_Görevler_.
1. Adli kontrol tedbirleriyle ilgili metne göre, kovuşturma aşamasında adli kontrol tedbiri koyma yetkisi kime verilmiştir?
2. Aşağıdaki ifadelerin her biri adli kontrol tedbirleriyle ilgili metinle uyuşuyor mu? Her biri için evet veya hayır deyin ve karar veren sözcükleri metinden aynen alıntılayın.
(a) Adli kontrol tedbirleri CMK m. 109'da düzenlenmiştir.
(b) Metindeki dilekçe örneği, Asliye Ceza Mahkemesinin verdiği bir karara itiraz olarak hazırlanmıştır.
(c) Adli kontrol tedbiri, tutukluluğun gerekli görüldüğü hallerde verilir.
3. Lütfen adli kontrol tedbirleriyle ilgili metinden bir bölümü aynen aktarın: "Yurt dışı çıkış yasağına" sözcüklerinin geçtiği yerden başlayın ve "olarak kaleme alınmıştır." sözcüklerinden sonra durun.

_Metin_.
::::::

Yurt dışı çıkış yasağına itiraz dilekçesi

CMK m. 109, adli kontrol tedbirlerini düzenlemektedir. Buna göre, suç şüphesinin ve sanığın / şüphelinin kaçma ihtimalinin ortaya çıktığı durumlarda kanun koyucu; kovuşturma aşamasında mahkemelere, soruşturma aşamasında ise savcılığın talebi üzerine sulh ceza hakimliklerine adli kontrol tedbiri koyma yetkisi vermiştir. İşbu tedbir, uygulamada tutuklama kararının bir nevi yumuşatılmış hali olarak öne çıkmaktadır. Bir başka anlatımla, tutukluluğun gerekli görülmediği hallerde mahkemeler ya da hakimlikler tarafından adli kontrol tedbiri verilmektedir. 

 

Adli kontrol tedbirleri, evden ayrılmamak, belirlenen bir yere imza atmak ya da yurt dışına çıkamamak gibi şekillerde verilebilir. Aşağıdaki dilekçe örneği, şablon olarak Ağır Ceza Mahkemesi tarafından verilen yurt dışı çıkış yasağı şeklindeki adli kontrol kararına itiraz olarak kaleme alınmıştır.

::::::

_Açıklamalı öğe listeleri_.

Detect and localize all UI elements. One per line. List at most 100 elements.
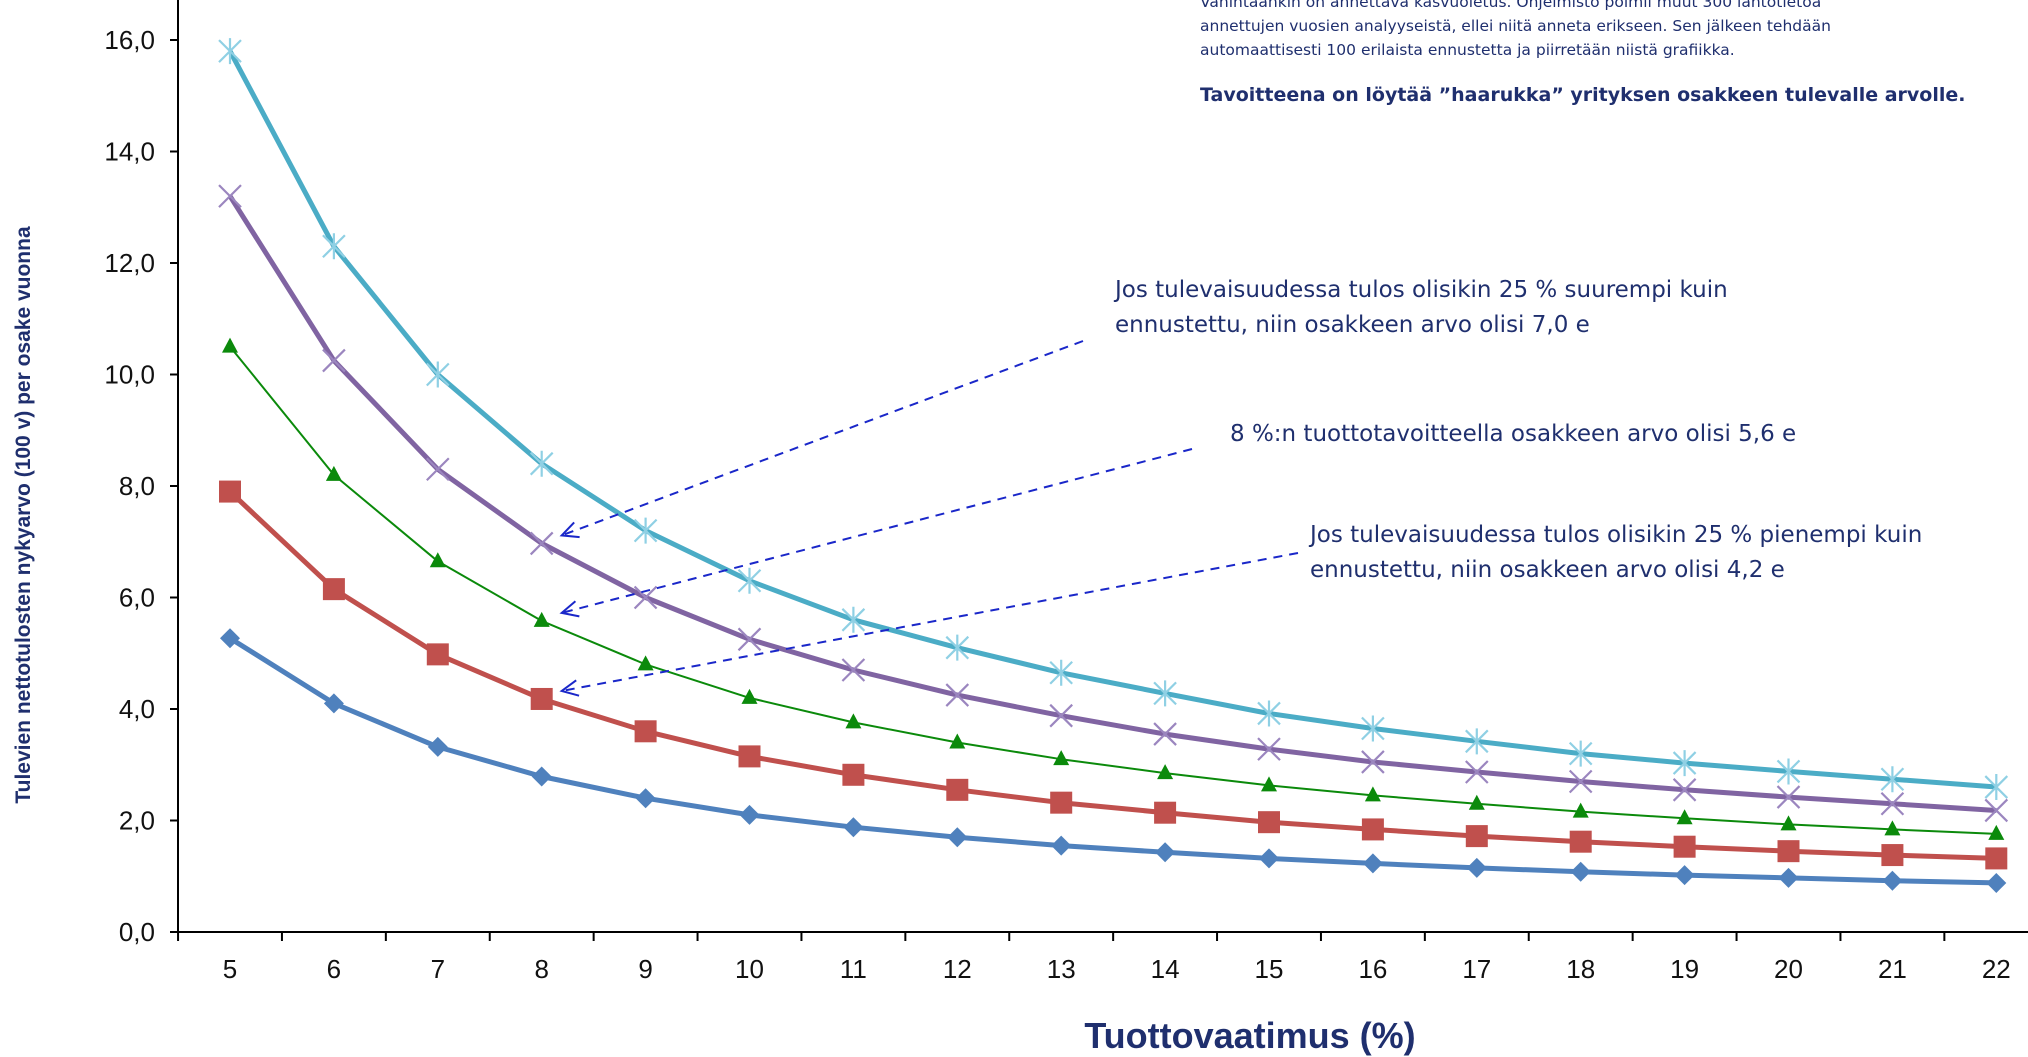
info-goal: Tavoitteena on löytää ”haarukka” yrityks… bbox=[1200, 84, 1966, 106]
x-tick-label: 5 bbox=[223, 954, 237, 984]
marker-s50low bbox=[1259, 848, 1279, 869]
marker-plus25 bbox=[633, 585, 658, 610]
marker-minus25 bbox=[1673, 835, 1696, 858]
x-tick-label: 19 bbox=[1670, 954, 1699, 984]
marker-minus25 bbox=[322, 578, 345, 601]
x-axis-label: Tuottovaatimus (%) bbox=[1084, 1015, 1415, 1056]
marker-plus25 bbox=[426, 457, 450, 482]
marker-minus25 bbox=[530, 687, 553, 710]
marker-base bbox=[637, 655, 654, 671]
x-tick-label: 20 bbox=[1774, 954, 1803, 984]
x-tick-label: 18 bbox=[1566, 954, 1595, 984]
annotation-minus25: Jos tulevaisuudessa tulos olisikin 25 % … bbox=[1310, 518, 1922, 588]
marker-base bbox=[1988, 824, 2005, 840]
annotation-arrowhead-base bbox=[559, 600, 580, 618]
y-tick-label: 2,0 bbox=[119, 806, 155, 836]
marker-s50low bbox=[947, 827, 968, 848]
marker-plus25 bbox=[1465, 760, 1489, 784]
marker-s50 bbox=[1153, 680, 1177, 707]
info-box: Vähintäänkin on annettava kasvuoletus. O… bbox=[1200, 0, 2000, 108]
marker-s50 bbox=[945, 634, 970, 661]
axes: 0,0 2,0 4,0 6,0 8,0 10,0 12,0 14,0 16,0 5 6 7 8 9 10 11… bbox=[104, 0, 2028, 984]
marker-s50low bbox=[843, 817, 864, 838]
y-tick-label: 6,0 bbox=[119, 583, 155, 613]
x-tick-label: 14 bbox=[1151, 954, 1180, 984]
marker-s50low bbox=[323, 693, 344, 714]
marker-minus25 bbox=[738, 745, 761, 768]
x-tick-label: 7 bbox=[431, 954, 445, 984]
marker-s50low bbox=[1362, 853, 1383, 874]
marker-s50low bbox=[1674, 865, 1695, 886]
annotation-arrow-base bbox=[561, 448, 1193, 614]
annotation-arrow-minus25 bbox=[561, 552, 1299, 692]
info-line-2: annettujen vuosien analyyseistä, ellei n… bbox=[1200, 17, 1831, 35]
marker-plus25 bbox=[1672, 778, 1697, 802]
marker-s50low bbox=[1155, 842, 1176, 863]
marker-base bbox=[222, 337, 238, 353]
marker-s50low bbox=[531, 766, 552, 787]
marker-plus25 bbox=[322, 348, 346, 373]
marker-s50low bbox=[427, 736, 448, 757]
annotation-plus25-line-1: Jos tulevaisuudessa tulos olisikin 25 % … bbox=[1115, 277, 1728, 303]
marker-minus25 bbox=[1569, 830, 1592, 853]
y-tick-label: 16,0 bbox=[104, 25, 155, 55]
marker-s50low bbox=[220, 628, 240, 649]
marker-s50 bbox=[737, 567, 762, 594]
marker-plus25 bbox=[737, 627, 762, 652]
x-tick-label: 10 bbox=[735, 954, 764, 984]
marker-minus25 bbox=[1361, 818, 1384, 841]
x-tick-label: 13 bbox=[1047, 954, 1076, 984]
marker-base bbox=[1053, 750, 1070, 766]
info-line-1: Vähintäänkin on annettava kasvuoletus. O… bbox=[1200, 0, 1822, 11]
marker-base bbox=[1261, 776, 1277, 792]
marker-s50low bbox=[1466, 857, 1487, 878]
x-tick-label: 22 bbox=[1982, 954, 2011, 984]
marker-plus25 bbox=[1880, 791, 1905, 816]
x-tick-label: 15 bbox=[1255, 954, 1284, 984]
marker-base bbox=[1364, 786, 1381, 802]
series-line-base bbox=[229, 345, 1997, 835]
marker-plus25 bbox=[1361, 750, 1385, 774]
marker-base bbox=[1468, 794, 1485, 810]
marker-s50low bbox=[1570, 861, 1591, 882]
x-tick-label: 17 bbox=[1462, 954, 1491, 984]
series-line-minus25 bbox=[228, 489, 1997, 861]
marker-minus25 bbox=[1985, 847, 2008, 870]
marker-minus25 bbox=[219, 480, 241, 503]
marker-minus25 bbox=[1881, 844, 1904, 867]
marker-s50low bbox=[1882, 870, 1903, 891]
marker-minus25 bbox=[1465, 825, 1488, 848]
marker-s50 bbox=[218, 38, 242, 65]
series-plus25 bbox=[218, 184, 2009, 823]
marker-plus25 bbox=[1984, 798, 2009, 823]
marker-minus25 bbox=[426, 643, 449, 666]
series-s50 bbox=[218, 38, 2009, 801]
marker-base bbox=[1676, 809, 1693, 825]
annotation-minus25-line-2: ennustettu, niin osakkeen arvo olisi 4,2… bbox=[1310, 557, 1785, 583]
marker-base bbox=[741, 688, 758, 704]
marker-s50 bbox=[1257, 700, 1281, 727]
series-line-plus25 bbox=[227, 194, 1997, 813]
marker-plus25 bbox=[218, 184, 242, 208]
annotation-base: 8 %:n tuottotavoitteella osakkeen arvo o… bbox=[1230, 417, 1796, 452]
y-tick-label: 14,0 bbox=[104, 137, 155, 167]
annotation-arrowhead-plus25 bbox=[559, 521, 580, 539]
marker-minus25 bbox=[634, 720, 657, 743]
marker-s50 bbox=[633, 517, 658, 544]
x-tick-label: 8 bbox=[534, 954, 548, 984]
series-s50low bbox=[220, 628, 2007, 893]
marker-plus25 bbox=[1776, 785, 1801, 809]
marker-base bbox=[1572, 802, 1589, 818]
y-tick-label: 10,0 bbox=[104, 360, 155, 390]
marker-minus25 bbox=[842, 763, 865, 786]
series-base bbox=[222, 337, 2005, 840]
y-tick-label: 8,0 bbox=[119, 471, 155, 501]
marker-plus25 bbox=[1049, 703, 1073, 728]
info-line-3: automaattisesti 100 erilaista ennustetta… bbox=[1200, 41, 1735, 59]
marker-s50 bbox=[1880, 766, 1905, 793]
marker-s50low bbox=[1051, 835, 1072, 856]
marker-s50low bbox=[635, 788, 656, 809]
annotation-minus25-line-1: Jos tulevaisuudessa tulos olisikin 25 % … bbox=[1310, 522, 1923, 548]
marker-base bbox=[949, 733, 966, 749]
marker-s50low bbox=[1986, 872, 2007, 893]
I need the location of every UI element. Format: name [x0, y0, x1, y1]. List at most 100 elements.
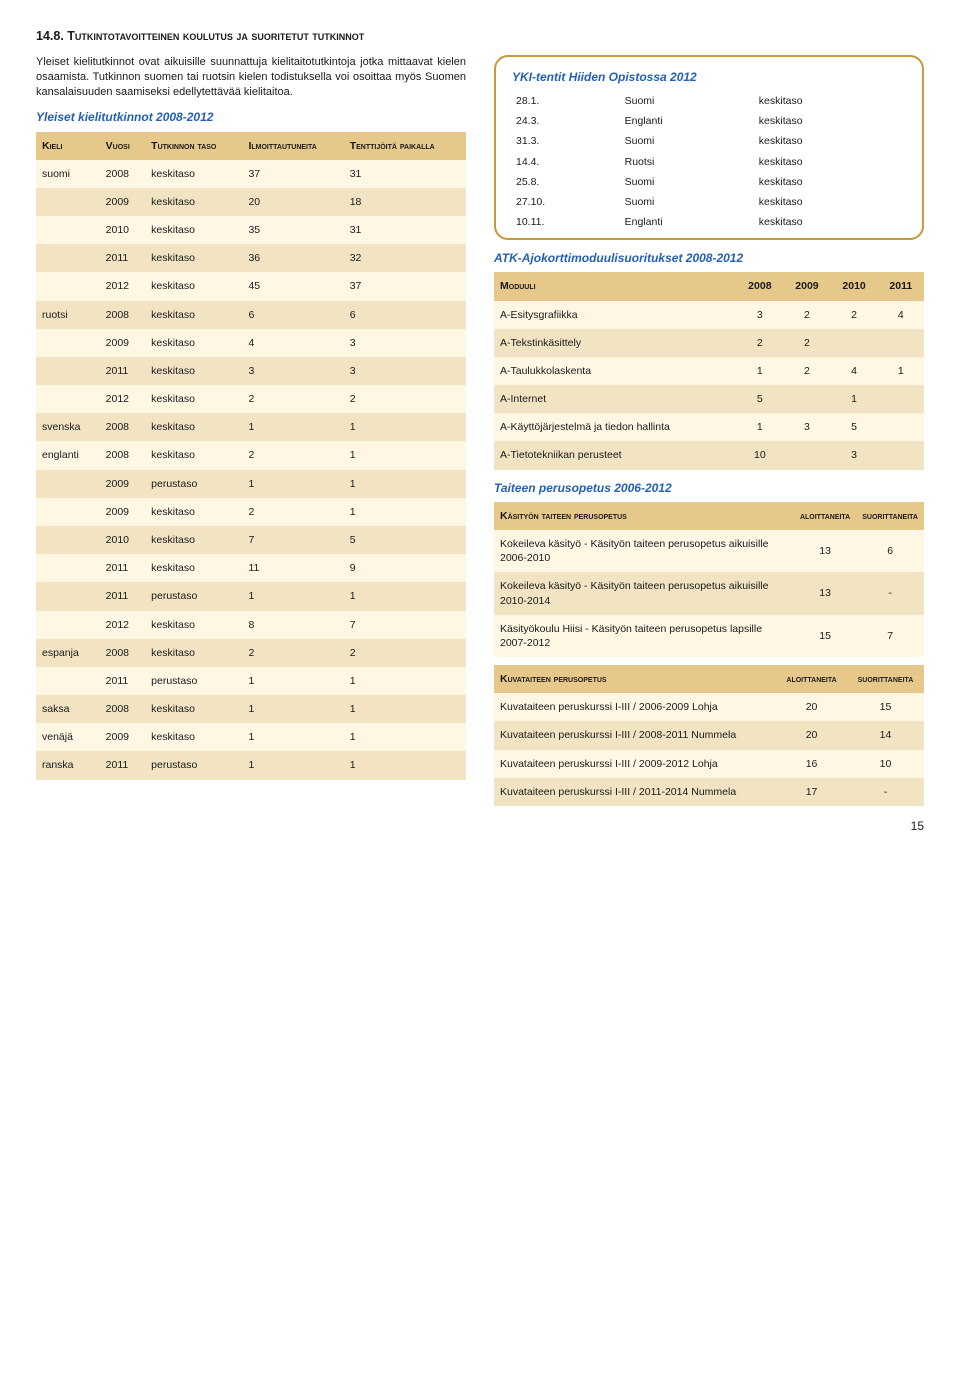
table-header-row: Käsityön taiteen perusopetus aloittaneit… — [494, 502, 924, 530]
table-cell: 28.1. — [512, 91, 621, 111]
table-cell — [36, 188, 100, 216]
table-row: suomi2008keskitaso3731 — [36, 160, 466, 188]
table-cell: 2009 — [100, 498, 146, 526]
table-cell: 8 — [242, 611, 343, 639]
table-cell: 32 — [344, 244, 466, 272]
atk-subheading: ATK-Ajokorttimoduulisuoritukset 2008-201… — [494, 250, 924, 266]
col-kuva-name: Kuvataiteen perusopetus — [494, 665, 776, 693]
table-row: 2011perustaso11 — [36, 582, 466, 610]
table-cell: 6 — [856, 530, 924, 572]
table-row: Kuvataiteen peruskurssi I-III / 2009-201… — [494, 750, 924, 778]
table-cell: 5 — [344, 526, 466, 554]
page-number: 15 — [36, 818, 924, 834]
table-cell — [878, 329, 924, 357]
table-cell: keskitaso — [755, 212, 906, 232]
col-vuosi: Vuosi — [100, 132, 146, 160]
table-cell: keskitaso — [145, 385, 242, 413]
table-cell: 1 — [344, 582, 466, 610]
table-cell: Kuvataiteen peruskurssi I-III / 2006-200… — [494, 693, 776, 721]
table-cell: espanja — [36, 639, 100, 667]
table-cell: keskitaso — [755, 131, 906, 151]
table-cell: englanti — [36, 441, 100, 469]
table-cell: Englanti — [621, 111, 755, 131]
table-cell: - — [856, 572, 924, 614]
table-cell: 2011 — [100, 582, 146, 610]
right-column: YKI-tentit Hiiden Opistossa 2012 28.1.Su… — [494, 55, 924, 814]
table-cell: A-Internet — [494, 385, 736, 413]
table-header-row: Moduuli 2008 2009 2010 2011 — [494, 272, 924, 300]
table-cell: 3 — [831, 441, 878, 469]
col-suorit: suorittaneita — [847, 665, 924, 693]
table-cell: 1 — [242, 695, 343, 723]
table-cell: perustaso — [145, 582, 242, 610]
table-cell — [36, 554, 100, 582]
table-cell: keskitaso — [755, 111, 906, 131]
kasityo-table: Käsityön taiteen perusopetus aloittaneit… — [494, 502, 924, 657]
table-cell: Ruotsi — [621, 152, 755, 172]
col-aloit: aloittaneita — [794, 502, 856, 530]
table-cell: 36 — [242, 244, 343, 272]
table-header-row: Kieli Vuosi Tutkinnon taso Ilmoittautune… — [36, 132, 466, 160]
col-tentti: Tenttijöitä paikalla — [344, 132, 466, 160]
table-cell: 2011 — [100, 554, 146, 582]
table-cell: A-Tietotekniikan perusteet — [494, 441, 736, 469]
table-cell: 1 — [242, 751, 343, 779]
yki-table: 28.1.Suomikeskitaso24.3.Englantikeskitas… — [512, 91, 906, 232]
table-cell: 1 — [242, 667, 343, 695]
table-row: 2009keskitaso43 — [36, 329, 466, 357]
table-row: 28.1.Suomikeskitaso — [512, 91, 906, 111]
table-cell: 16 — [776, 750, 847, 778]
table-cell: 6 — [344, 301, 466, 329]
col-moduuli: Moduuli — [494, 272, 736, 300]
table-cell: 2008 — [100, 441, 146, 469]
table-cell: 1 — [736, 357, 783, 385]
table-cell: 7 — [242, 526, 343, 554]
table-cell — [36, 272, 100, 300]
table-row: A-Esitysgrafiikka3224 — [494, 301, 924, 329]
table-cell — [36, 470, 100, 498]
table-cell: keskitaso — [145, 216, 242, 244]
table-row: 31.3.Suomikeskitaso — [512, 131, 906, 151]
table-cell: 17 — [776, 778, 847, 806]
table-cell: 4 — [242, 329, 343, 357]
table-cell: 4 — [831, 357, 878, 385]
table-cell: Kuvataiteen peruskurssi I-III / 2008-201… — [494, 721, 776, 749]
table-cell: 9 — [344, 554, 466, 582]
table-cell — [783, 441, 830, 469]
table-cell: saksa — [36, 695, 100, 723]
table-cell: keskitaso — [145, 498, 242, 526]
table-cell: 14 — [847, 721, 924, 749]
table-cell — [878, 385, 924, 413]
table-cell: 3 — [344, 329, 466, 357]
table-cell: 1 — [242, 413, 343, 441]
intro-paragraph: Yleiset kielitutkinnot ovat aikuisille s… — [36, 55, 466, 100]
table-row: ruotsi2008keskitaso66 — [36, 301, 466, 329]
table-row: 2010keskitaso75 — [36, 526, 466, 554]
table-cell: A-Käyttöjärjestelmä ja tiedon hallinta — [494, 413, 736, 441]
table-cell: keskitaso — [145, 272, 242, 300]
table-cell: A-Taulukkolaskenta — [494, 357, 736, 385]
table-cell: keskitaso — [145, 441, 242, 469]
table-cell: 24.3. — [512, 111, 621, 131]
table-row: 2011keskitaso3632 — [36, 244, 466, 272]
table-cell: 2012 — [100, 385, 146, 413]
col-2010: 2010 — [831, 272, 878, 300]
table-cell: Käsityökoulu Hiisi - Käsityön taiteen pe… — [494, 615, 794, 657]
table-cell: ruotsi — [36, 301, 100, 329]
table-cell: 5 — [831, 413, 878, 441]
yki-title: YKI-tentit Hiiden Opistossa 2012 — [512, 69, 906, 85]
table-cell: 25.8. — [512, 172, 621, 192]
table-cell — [36, 385, 100, 413]
table-cell: 13 — [794, 530, 856, 572]
table-cell: 5 — [736, 385, 783, 413]
table-cell: 2011 — [100, 357, 146, 385]
table-cell: 4 — [878, 301, 924, 329]
table-cell: suomi — [36, 160, 100, 188]
table-row: Käsityökoulu Hiisi - Käsityön taiteen pe… — [494, 615, 924, 657]
table-cell: 6 — [242, 301, 343, 329]
table-cell: 10 — [736, 441, 783, 469]
table-cell — [36, 244, 100, 272]
table-cell — [36, 526, 100, 554]
table-cell: keskitaso — [145, 329, 242, 357]
table-cell: 20 — [242, 188, 343, 216]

::::::

_Beklenen sonuçlar_.
1. Mahkemelere.

2.
(a) Evet: "CMK m. 109, adli kontrol tedbirlerini düzenlemektedir."
(b) Hayır: "Ağır Ceza Mahkemesi tarafından verilen yurt dışı çıkış yasağı şeklindeki adli kontrol kararına itiraz olarak kaleme alınmıştır."
(c) Hayır: "tutukluluğun gerekli görülmediği hallerde mahkemeler ya da hakimlikler tarafından adli kontrol tedbiri verilmektedir."

3.
Yurt dışı çıkış yasağına itiraz dilekçesi

CMK m. 109, adli kontrol tedbirlerini düzenlemektedir. Buna göre, suç şüphesinin ve sanığın / şüphelinin kaçma ihtimalinin ortaya çıktığı durumlarda kanun koyucu; kovuşturma aşamasında mahkemelere, soruşturma aşamasında ise savcılığın talebi üzerine sulh ceza hakimliklerine adli kontrol tedbiri koyma yetkisi vermiştir. İşbu tedbir, uygulamada tutuklama kararının bir nevi yumuşatılmış hali olarak öne çıkmaktadır. Bir başka anlatımla, tutukluluğun gerekli görülmediği hallerde mahkemeler ya da hakimlikler tarafından adli kontrol tedbiri verilmektedir. 

 

Adli kontrol tedbirleri, evden ayrılmamak, belirlenen bir yere imza atmak ya da yurt dışına çıkamamak gibi şekillerde verilebilir. Aşağıdaki dilekçe örneği, şablon olarak Ağır Ceza Mahkemesi tarafından verilen yurt dışı çıkış yasağı şeklindeki adli kontrol kararına itiraz olarak kaleme alınmıştır.